▸ **Aim**: Read the listing below and copy out every line that holds "JSON".

----- Exercise materials

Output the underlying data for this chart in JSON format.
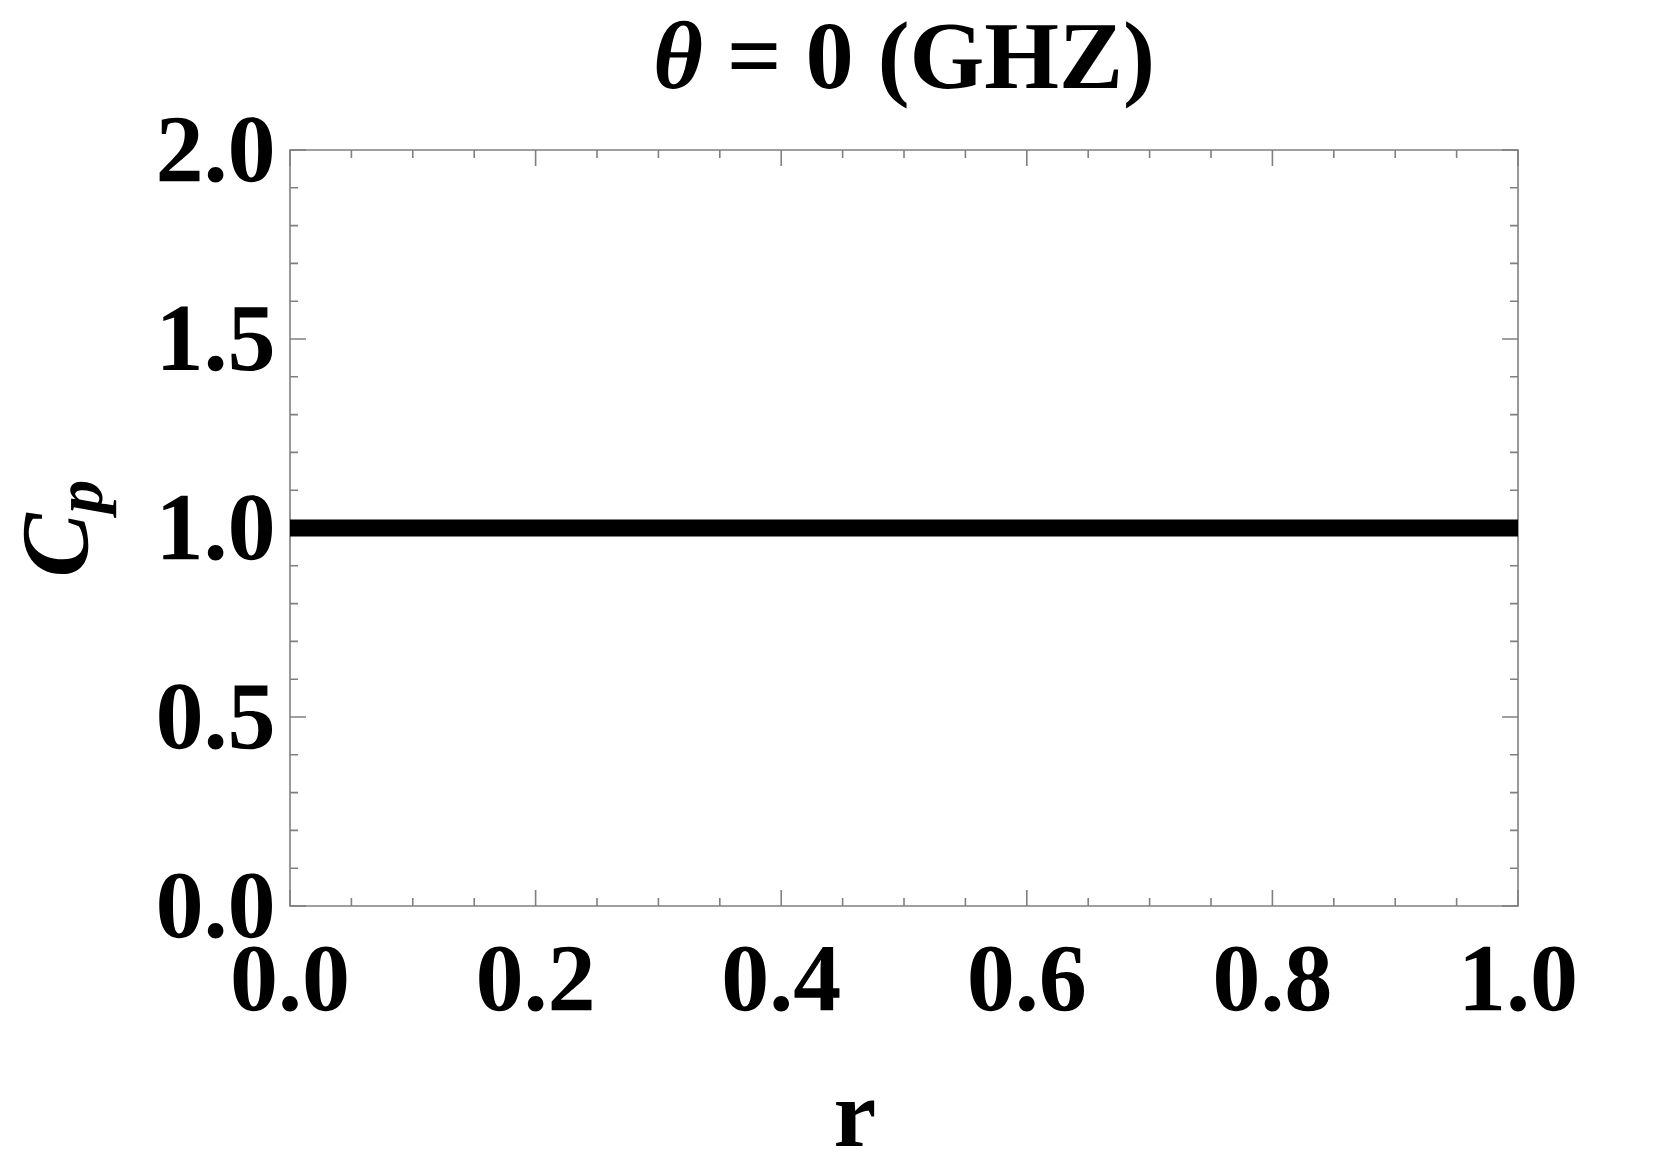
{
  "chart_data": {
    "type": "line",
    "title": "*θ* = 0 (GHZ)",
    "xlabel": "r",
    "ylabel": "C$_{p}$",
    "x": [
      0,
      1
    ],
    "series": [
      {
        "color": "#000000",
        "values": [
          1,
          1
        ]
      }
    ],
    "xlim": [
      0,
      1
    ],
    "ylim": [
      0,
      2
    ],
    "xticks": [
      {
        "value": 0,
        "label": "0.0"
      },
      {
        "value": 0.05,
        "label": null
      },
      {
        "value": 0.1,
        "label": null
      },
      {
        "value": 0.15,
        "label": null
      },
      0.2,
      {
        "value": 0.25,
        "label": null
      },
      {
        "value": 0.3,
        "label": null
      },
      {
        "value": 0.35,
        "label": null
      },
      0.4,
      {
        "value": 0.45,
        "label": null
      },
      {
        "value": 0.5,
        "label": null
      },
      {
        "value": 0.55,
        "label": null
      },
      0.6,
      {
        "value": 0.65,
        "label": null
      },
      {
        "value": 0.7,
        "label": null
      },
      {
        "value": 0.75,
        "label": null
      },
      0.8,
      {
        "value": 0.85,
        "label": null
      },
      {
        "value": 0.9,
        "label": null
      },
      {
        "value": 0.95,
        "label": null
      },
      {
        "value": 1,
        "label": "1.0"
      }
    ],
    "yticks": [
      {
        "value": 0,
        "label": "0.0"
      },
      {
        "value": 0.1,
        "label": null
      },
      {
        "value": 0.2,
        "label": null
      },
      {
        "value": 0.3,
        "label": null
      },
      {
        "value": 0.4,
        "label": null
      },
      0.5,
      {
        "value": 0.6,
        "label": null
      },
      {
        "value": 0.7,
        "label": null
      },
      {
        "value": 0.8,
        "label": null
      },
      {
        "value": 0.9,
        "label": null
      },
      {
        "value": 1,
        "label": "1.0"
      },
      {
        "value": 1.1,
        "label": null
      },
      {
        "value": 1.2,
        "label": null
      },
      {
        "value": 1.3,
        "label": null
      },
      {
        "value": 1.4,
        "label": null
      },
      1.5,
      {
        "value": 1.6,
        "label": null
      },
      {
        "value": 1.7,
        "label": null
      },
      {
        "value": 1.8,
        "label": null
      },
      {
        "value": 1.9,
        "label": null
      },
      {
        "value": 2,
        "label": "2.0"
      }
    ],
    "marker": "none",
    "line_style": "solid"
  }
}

----------
----- Exercise materials

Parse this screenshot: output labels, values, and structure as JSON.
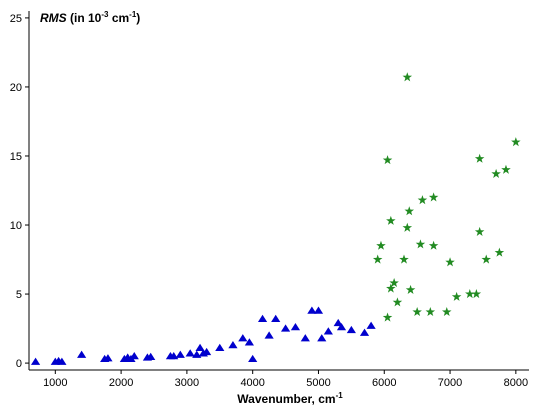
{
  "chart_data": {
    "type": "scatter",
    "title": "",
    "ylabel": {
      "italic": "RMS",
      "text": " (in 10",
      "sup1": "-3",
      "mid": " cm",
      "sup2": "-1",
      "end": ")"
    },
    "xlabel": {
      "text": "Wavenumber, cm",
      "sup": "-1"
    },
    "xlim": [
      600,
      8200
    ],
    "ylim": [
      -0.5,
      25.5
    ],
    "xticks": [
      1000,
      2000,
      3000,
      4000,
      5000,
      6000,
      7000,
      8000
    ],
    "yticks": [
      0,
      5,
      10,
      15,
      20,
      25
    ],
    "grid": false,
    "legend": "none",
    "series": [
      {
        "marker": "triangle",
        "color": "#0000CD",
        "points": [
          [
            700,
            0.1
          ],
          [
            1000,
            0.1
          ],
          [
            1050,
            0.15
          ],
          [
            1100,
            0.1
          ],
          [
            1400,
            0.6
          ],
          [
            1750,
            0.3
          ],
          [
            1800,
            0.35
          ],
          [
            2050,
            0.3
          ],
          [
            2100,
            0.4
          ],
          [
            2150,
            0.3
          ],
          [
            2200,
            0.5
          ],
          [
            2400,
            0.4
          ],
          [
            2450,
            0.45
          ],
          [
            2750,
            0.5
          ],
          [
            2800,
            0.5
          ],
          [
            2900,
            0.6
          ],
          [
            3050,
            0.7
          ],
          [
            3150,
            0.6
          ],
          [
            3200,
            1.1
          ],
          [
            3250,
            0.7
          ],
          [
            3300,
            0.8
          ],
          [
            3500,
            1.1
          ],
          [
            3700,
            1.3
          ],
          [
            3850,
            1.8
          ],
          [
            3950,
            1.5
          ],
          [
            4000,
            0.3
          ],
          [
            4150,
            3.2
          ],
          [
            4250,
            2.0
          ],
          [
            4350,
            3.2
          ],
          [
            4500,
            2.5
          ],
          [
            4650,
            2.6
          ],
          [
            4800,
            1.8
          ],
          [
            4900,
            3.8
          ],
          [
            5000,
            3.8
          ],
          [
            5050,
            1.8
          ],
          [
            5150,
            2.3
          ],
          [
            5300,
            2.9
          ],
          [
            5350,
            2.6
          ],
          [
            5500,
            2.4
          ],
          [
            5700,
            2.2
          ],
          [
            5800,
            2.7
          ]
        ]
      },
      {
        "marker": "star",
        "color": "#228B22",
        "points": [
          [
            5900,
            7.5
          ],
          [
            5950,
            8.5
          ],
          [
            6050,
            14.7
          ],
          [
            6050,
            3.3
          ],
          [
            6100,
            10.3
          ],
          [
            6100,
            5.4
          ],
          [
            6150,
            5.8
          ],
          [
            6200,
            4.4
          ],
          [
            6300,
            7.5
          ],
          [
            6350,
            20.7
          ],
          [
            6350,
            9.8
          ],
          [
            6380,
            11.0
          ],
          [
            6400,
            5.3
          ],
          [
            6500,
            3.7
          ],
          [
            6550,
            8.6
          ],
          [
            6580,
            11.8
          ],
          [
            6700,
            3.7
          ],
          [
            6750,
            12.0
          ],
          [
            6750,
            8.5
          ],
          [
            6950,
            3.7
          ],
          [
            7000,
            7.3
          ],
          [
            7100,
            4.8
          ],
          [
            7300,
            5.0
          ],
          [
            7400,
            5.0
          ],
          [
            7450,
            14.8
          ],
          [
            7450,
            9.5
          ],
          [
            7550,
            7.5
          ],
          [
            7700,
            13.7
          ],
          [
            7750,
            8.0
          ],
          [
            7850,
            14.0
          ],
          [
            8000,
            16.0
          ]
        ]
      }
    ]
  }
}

----------
----- Exercise materials

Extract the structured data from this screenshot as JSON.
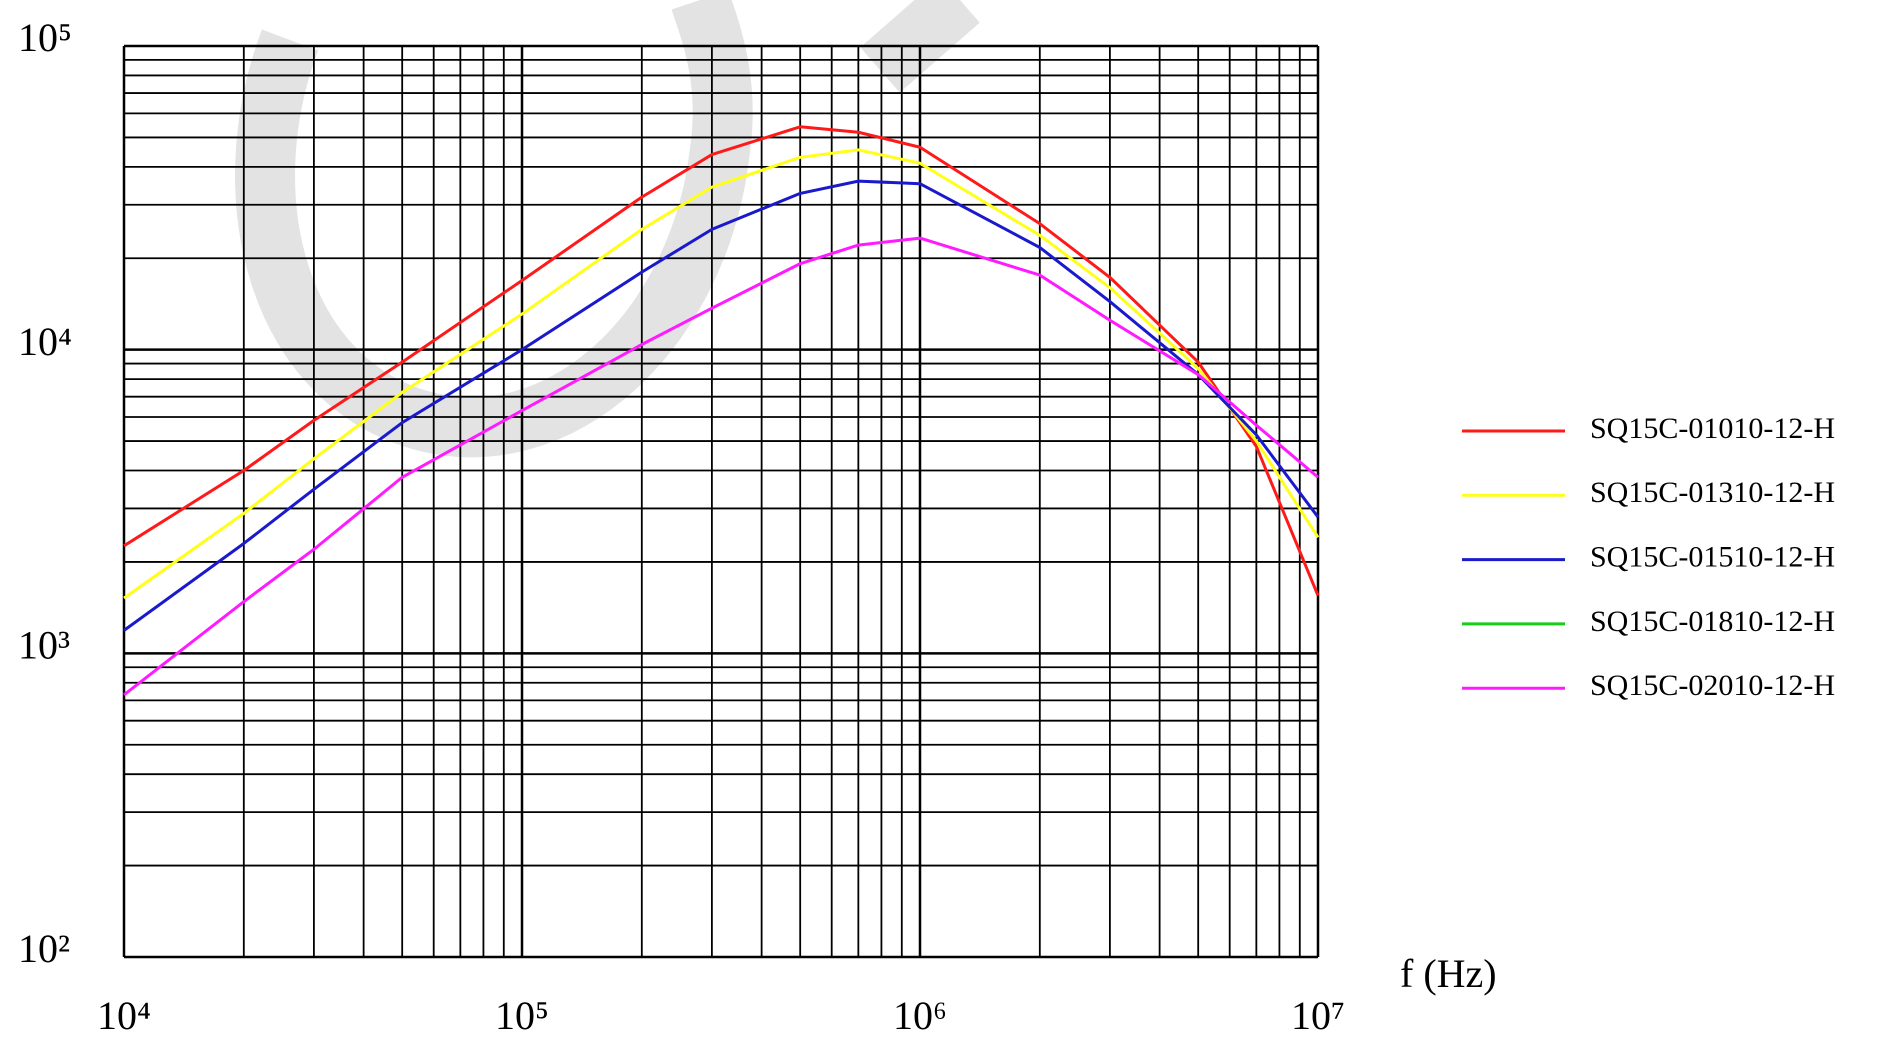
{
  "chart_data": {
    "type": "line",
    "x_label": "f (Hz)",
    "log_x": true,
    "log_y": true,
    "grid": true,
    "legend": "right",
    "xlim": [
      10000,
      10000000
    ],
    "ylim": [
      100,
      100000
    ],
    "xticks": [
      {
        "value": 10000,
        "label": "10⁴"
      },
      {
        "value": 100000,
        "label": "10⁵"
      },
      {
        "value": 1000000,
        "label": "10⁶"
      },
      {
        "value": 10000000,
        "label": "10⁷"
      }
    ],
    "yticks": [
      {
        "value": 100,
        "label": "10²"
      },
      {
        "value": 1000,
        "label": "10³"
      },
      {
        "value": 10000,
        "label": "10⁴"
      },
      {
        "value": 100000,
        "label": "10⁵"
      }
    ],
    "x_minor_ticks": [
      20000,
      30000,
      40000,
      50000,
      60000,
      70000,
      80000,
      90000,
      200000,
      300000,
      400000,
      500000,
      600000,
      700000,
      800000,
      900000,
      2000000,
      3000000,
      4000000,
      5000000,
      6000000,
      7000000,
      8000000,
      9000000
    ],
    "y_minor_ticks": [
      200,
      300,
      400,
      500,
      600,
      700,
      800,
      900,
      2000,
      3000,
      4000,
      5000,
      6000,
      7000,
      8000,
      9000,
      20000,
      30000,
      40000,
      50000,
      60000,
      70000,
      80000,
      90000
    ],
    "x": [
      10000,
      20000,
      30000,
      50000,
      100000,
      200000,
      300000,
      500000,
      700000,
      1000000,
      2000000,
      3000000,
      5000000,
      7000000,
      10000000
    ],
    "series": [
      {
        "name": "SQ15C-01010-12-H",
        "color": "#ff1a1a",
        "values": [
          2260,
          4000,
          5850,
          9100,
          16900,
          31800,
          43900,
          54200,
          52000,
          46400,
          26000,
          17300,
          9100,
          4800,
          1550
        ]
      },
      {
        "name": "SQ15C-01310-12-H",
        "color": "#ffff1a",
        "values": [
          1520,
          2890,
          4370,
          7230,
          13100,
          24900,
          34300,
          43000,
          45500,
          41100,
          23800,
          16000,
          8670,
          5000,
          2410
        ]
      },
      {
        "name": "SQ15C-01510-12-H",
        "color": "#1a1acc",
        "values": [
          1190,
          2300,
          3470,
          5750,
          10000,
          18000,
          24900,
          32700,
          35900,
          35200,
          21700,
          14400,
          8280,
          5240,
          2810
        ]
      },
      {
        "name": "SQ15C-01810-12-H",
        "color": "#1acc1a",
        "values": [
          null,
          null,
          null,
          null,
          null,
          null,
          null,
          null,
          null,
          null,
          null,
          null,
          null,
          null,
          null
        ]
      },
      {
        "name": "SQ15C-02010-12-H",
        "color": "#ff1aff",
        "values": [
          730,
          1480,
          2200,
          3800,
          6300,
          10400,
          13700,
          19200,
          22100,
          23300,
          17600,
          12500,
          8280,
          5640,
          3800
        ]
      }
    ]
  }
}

----------

▸ **Reply**:
Output the underlying data for this chart in JSON format.
Parse this screenshot: output labels, values, and structure as JSON.
Extract the structured data from this screenshot as JSON.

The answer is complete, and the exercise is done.